▶ Given information
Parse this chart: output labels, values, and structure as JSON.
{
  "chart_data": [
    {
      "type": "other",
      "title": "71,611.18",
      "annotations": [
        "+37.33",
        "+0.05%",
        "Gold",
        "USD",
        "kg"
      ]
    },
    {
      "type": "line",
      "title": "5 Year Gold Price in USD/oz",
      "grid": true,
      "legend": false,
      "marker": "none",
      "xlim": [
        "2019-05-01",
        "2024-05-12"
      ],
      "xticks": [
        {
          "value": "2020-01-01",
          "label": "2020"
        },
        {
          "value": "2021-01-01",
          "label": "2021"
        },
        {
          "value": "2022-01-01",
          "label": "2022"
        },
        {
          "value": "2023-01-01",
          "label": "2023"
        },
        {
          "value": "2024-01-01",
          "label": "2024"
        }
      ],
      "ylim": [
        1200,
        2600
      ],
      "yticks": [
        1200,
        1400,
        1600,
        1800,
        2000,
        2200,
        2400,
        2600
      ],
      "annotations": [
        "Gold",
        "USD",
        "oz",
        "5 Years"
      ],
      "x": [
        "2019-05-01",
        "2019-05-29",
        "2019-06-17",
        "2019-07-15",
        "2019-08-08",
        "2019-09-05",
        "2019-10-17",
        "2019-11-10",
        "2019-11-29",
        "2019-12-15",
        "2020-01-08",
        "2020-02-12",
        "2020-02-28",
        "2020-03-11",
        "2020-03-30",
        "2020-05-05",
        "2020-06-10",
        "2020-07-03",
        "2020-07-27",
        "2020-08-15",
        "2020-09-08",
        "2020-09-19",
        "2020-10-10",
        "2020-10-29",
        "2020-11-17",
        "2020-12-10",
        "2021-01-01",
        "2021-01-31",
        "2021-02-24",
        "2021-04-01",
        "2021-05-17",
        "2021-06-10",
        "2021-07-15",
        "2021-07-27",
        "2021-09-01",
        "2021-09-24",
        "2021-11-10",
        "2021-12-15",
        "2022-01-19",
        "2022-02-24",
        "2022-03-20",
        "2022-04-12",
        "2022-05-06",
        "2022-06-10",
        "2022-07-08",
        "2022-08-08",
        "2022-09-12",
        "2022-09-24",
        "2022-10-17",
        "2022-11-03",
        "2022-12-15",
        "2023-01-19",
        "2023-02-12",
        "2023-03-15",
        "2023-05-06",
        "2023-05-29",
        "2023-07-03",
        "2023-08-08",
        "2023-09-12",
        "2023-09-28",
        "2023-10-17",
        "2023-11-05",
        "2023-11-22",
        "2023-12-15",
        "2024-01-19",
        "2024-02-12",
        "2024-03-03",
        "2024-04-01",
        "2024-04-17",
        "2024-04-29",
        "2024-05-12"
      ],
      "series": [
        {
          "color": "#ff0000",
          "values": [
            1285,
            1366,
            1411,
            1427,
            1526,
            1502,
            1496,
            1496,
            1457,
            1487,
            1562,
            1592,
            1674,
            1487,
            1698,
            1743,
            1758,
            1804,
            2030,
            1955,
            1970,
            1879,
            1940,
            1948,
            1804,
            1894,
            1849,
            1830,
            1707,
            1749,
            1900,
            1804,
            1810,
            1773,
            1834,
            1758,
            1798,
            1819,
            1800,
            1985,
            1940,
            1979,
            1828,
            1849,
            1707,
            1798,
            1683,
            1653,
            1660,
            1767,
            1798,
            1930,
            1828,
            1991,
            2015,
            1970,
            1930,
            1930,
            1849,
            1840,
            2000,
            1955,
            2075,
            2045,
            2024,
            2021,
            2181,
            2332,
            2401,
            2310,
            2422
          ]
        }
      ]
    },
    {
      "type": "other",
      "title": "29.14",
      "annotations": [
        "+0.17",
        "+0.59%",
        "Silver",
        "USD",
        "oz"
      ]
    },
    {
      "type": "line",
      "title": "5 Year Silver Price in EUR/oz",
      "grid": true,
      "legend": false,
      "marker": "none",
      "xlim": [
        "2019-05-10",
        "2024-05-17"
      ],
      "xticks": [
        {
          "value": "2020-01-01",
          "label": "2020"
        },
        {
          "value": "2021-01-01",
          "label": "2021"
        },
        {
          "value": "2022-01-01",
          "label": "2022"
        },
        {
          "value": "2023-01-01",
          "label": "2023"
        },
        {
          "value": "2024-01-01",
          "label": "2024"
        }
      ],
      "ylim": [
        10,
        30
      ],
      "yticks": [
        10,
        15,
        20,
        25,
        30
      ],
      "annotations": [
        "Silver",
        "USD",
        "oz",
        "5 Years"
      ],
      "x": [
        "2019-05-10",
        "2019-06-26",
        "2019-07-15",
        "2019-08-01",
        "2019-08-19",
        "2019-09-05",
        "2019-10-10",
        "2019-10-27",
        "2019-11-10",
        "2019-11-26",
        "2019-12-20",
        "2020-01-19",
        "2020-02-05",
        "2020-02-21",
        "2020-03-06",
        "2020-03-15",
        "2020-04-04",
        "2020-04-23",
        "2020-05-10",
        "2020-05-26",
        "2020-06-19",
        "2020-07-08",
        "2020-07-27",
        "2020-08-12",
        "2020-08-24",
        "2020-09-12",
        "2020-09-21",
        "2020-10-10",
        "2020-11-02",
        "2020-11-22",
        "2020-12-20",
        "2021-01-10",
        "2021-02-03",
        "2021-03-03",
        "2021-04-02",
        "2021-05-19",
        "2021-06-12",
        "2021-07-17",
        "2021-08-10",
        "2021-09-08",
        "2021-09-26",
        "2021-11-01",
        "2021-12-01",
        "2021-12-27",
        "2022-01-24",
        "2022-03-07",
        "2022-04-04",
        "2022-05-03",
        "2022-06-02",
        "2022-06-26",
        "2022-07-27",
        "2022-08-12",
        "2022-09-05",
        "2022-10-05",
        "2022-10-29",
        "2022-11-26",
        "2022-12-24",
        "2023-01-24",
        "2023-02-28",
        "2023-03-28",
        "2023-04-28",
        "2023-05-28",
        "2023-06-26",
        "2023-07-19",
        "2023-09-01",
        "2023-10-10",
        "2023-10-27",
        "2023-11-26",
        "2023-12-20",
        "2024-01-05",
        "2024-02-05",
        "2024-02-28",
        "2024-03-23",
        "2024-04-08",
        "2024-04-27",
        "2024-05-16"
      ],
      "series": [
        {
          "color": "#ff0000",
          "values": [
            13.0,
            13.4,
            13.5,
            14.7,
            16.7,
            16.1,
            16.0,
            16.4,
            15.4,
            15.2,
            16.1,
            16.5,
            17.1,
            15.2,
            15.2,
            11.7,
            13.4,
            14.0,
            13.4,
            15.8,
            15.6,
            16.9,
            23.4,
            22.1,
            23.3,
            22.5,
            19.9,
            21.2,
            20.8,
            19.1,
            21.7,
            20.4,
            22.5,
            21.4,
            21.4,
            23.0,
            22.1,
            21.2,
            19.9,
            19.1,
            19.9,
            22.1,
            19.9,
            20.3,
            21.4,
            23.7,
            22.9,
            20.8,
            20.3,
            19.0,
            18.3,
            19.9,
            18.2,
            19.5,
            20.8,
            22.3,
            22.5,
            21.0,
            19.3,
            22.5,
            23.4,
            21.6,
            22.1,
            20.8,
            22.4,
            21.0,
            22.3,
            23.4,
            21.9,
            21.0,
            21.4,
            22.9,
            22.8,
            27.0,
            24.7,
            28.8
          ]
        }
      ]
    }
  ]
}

▶ Objective
Print the whole listing exactly as it is.

▶ The result
Parse this chart: output labels, values, and structure as JSON.
{
  "chart_data": [
    {
      "type": "other",
      "title": "71,611.18",
      "annotations": [
        "+37.33",
        "+0.05%",
        "Gold",
        "USD",
        "kg"
      ]
    },
    {
      "type": "line",
      "title": "5 Year Gold Price in USD/oz",
      "grid": true,
      "legend": false,
      "marker": "none",
      "xlim": [
        "2019-05-01",
        "2024-05-12"
      ],
      "xticks": [
        {
          "value": "2020-01-01",
          "label": "2020"
        },
        {
          "value": "2021-01-01",
          "label": "2021"
        },
        {
          "value": "2022-01-01",
          "label": "2022"
        },
        {
          "value": "2023-01-01",
          "label": "2023"
        },
        {
          "value": "2024-01-01",
          "label": "2024"
        }
      ],
      "ylim": [
        1200,
        2600
      ],
      "yticks": [
        1200,
        1400,
        1600,
        1800,
        2000,
        2200,
        2400,
        2600
      ],
      "annotations": [
        "Gold",
        "USD",
        "oz",
        "5 Years"
      ],
      "x": [
        "2019-05-01",
        "2019-05-29",
        "2019-06-17",
        "2019-07-15",
        "2019-08-08",
        "2019-09-05",
        "2019-10-17",
        "2019-11-10",
        "2019-11-29",
        "2019-12-15",
        "2020-01-08",
        "2020-02-12",
        "2020-02-28",
        "2020-03-11",
        "2020-03-30",
        "2020-05-05",
        "2020-06-10",
        "2020-07-03",
        "2020-07-27",
        "2020-08-15",
        "2020-09-08",
        "2020-09-19",
        "2020-10-10",
        "2020-10-29",
        "2020-11-17",
        "2020-12-10",
        "2021-01-01",
        "2021-01-31",
        "2021-02-24",
        "2021-04-01",
        "2021-05-17",
        "2021-06-10",
        "2021-07-15",
        "2021-07-27",
        "2021-09-01",
        "2021-09-24",
        "2021-11-10",
        "2021-12-15",
        "2022-01-19",
        "2022-02-24",
        "2022-03-20",
        "2022-04-12",
        "2022-05-06",
        "2022-06-10",
        "2022-07-08",
        "2022-08-08",
        "2022-09-12",
        "2022-09-24",
        "2022-10-17",
        "2022-11-03",
        "2022-12-15",
        "2023-01-19",
        "2023-02-12",
        "2023-03-15",
        "2023-05-06",
        "2023-05-29",
        "2023-07-03",
        "2023-08-08",
        "2023-09-12",
        "2023-09-28",
        "2023-10-17",
        "2023-11-05",
        "2023-11-22",
        "2023-12-15",
        "2024-01-19",
        "2024-02-12",
        "2024-03-03",
        "2024-04-01",
        "2024-04-17",
        "2024-04-29",
        "2024-05-12"
      ],
      "series": [
        {
          "color": "#ff0000",
          "values": [
            1285,
            1366,
            1411,
            1427,
            1526,
            1502,
            1496,
            1496,
            1457,
            1487,
            1562,
            1592,
            1674,
            1487,
            1698,
            1743,
            1758,
            1804,
            2030,
            1955,
            1970,
            1879,
            1940,
            1948,
            1804,
            1894,
            1849,
            1830,
            1707,
            1749,
            1900,
            1804,
            1810,
            1773,
            1834,
            1758,
            1798,
            1819,
            1800,
            1985,
            1940,
            1979,
            1828,
            1849,
            1707,
            1798,
            1683,
            1653,
            1660,
            1767,
            1798,
            1930,
            1828,
            1991,
            2015,
            1970,
            1930,
            1930,
            1849,
            1840,
            2000,
            1955,
            2075,
            2045,
            2024,
            2021,
            2181,
            2332,
            2401,
            2310,
            2422
          ]
        }
      ]
    },
    {
      "type": "other",
      "title": "29.14",
      "annotations": [
        "+0.17",
        "+0.59%",
        "Silver",
        "USD",
        "oz"
      ]
    },
    {
      "type": "line",
      "title": "5 Year Silver Price in EUR/oz",
      "grid": true,
      "legend": false,
      "marker": "none",
      "xlim": [
        "2019-05-10",
        "2024-05-17"
      ],
      "xticks": [
        {
          "value": "2020-01-01",
          "label": "2020"
        },
        {
          "value": "2021-01-01",
          "label": "2021"
        },
        {
          "value": "2022-01-01",
          "label": "2022"
        },
        {
          "value": "2023-01-01",
          "label": "2023"
        },
        {
          "value": "2024-01-01",
          "label": "2024"
        }
      ],
      "ylim": [
        10,
        30
      ],
      "yticks": [
        10,
        15,
        20,
        25,
        30
      ],
      "annotations": [
        "Silver",
        "USD",
        "oz",
        "5 Years"
      ],
      "x": [
        "2019-05-10",
        "2019-06-26",
        "2019-07-15",
        "2019-08-01",
        "2019-08-19",
        "2019-09-05",
        "2019-10-10",
        "2019-10-27",
        "2019-11-10",
        "2019-11-26",
        "2019-12-20",
        "2020-01-19",
        "2020-02-05",
        "2020-02-21",
        "2020-03-06",
        "2020-03-15",
        "2020-04-04",
        "2020-04-23",
        "2020-05-10",
        "2020-05-26",
        "2020-06-19",
        "2020-07-08",
        "2020-07-27",
        "2020-08-12",
        "2020-08-24",
        "2020-09-12",
        "2020-09-21",
        "2020-10-10",
        "2020-11-02",
        "2020-11-22",
        "2020-12-20",
        "2021-01-10",
        "2021-02-03",
        "2021-03-03",
        "2021-04-02",
        "2021-05-19",
        "2021-06-12",
        "2021-07-17",
        "2021-08-10",
        "2021-09-08",
        "2021-09-26",
        "2021-11-01",
        "2021-12-01",
        "2021-12-27",
        "2022-01-24",
        "2022-03-07",
        "2022-04-04",
        "2022-05-03",
        "2022-06-02",
        "2022-06-26",
        "2022-07-27",
        "2022-08-12",
        "2022-09-05",
        "2022-10-05",
        "2022-10-29",
        "2022-11-26",
        "2022-12-24",
        "2023-01-24",
        "2023-02-28",
        "2023-03-28",
        "2023-04-28",
        "2023-05-28",
        "2023-06-26",
        "2023-07-19",
        "2023-09-01",
        "2023-10-10",
        "2023-10-27",
        "2023-11-26",
        "2023-12-20",
        "2024-01-05",
        "2024-02-05",
        "2024-02-28",
        "2024-03-23",
        "2024-04-08",
        "2024-04-27",
        "2024-05-16"
      ],
      "series": [
        {
          "color": "#ff0000",
          "values": [
            13.0,
            13.4,
            13.5,
            14.7,
            16.7,
            16.1,
            16.0,
            16.4,
            15.4,
            15.2,
            16.1,
            16.5,
            17.1,
            15.2,
            15.2,
            11.7,
            13.4,
            14.0,
            13.4,
            15.8,
            15.6,
            16.9,
            23.4,
            22.1,
            23.3,
            22.5,
            19.9,
            21.2,
            20.8,
            19.1,
            21.7,
            20.4,
            22.5,
            21.4,
            21.4,
            23.0,
            22.1,
            21.2,
            19.9,
            19.1,
            19.9,
            22.1,
            19.9,
            20.3,
            21.4,
            23.7,
            22.9,
            20.8,
            20.3,
            19.0,
            18.3,
            19.9,
            18.2,
            19.5,
            20.8,
            22.3,
            22.5,
            21.0,
            19.3,
            22.5,
            23.4,
            21.6,
            22.1,
            20.8,
            22.4,
            21.0,
            22.3,
            23.4,
            21.9,
            21.0,
            21.4,
            22.9,
            22.8,
            27.0,
            24.7,
            28.8
          ]
        }
      ]
    }
  ]
}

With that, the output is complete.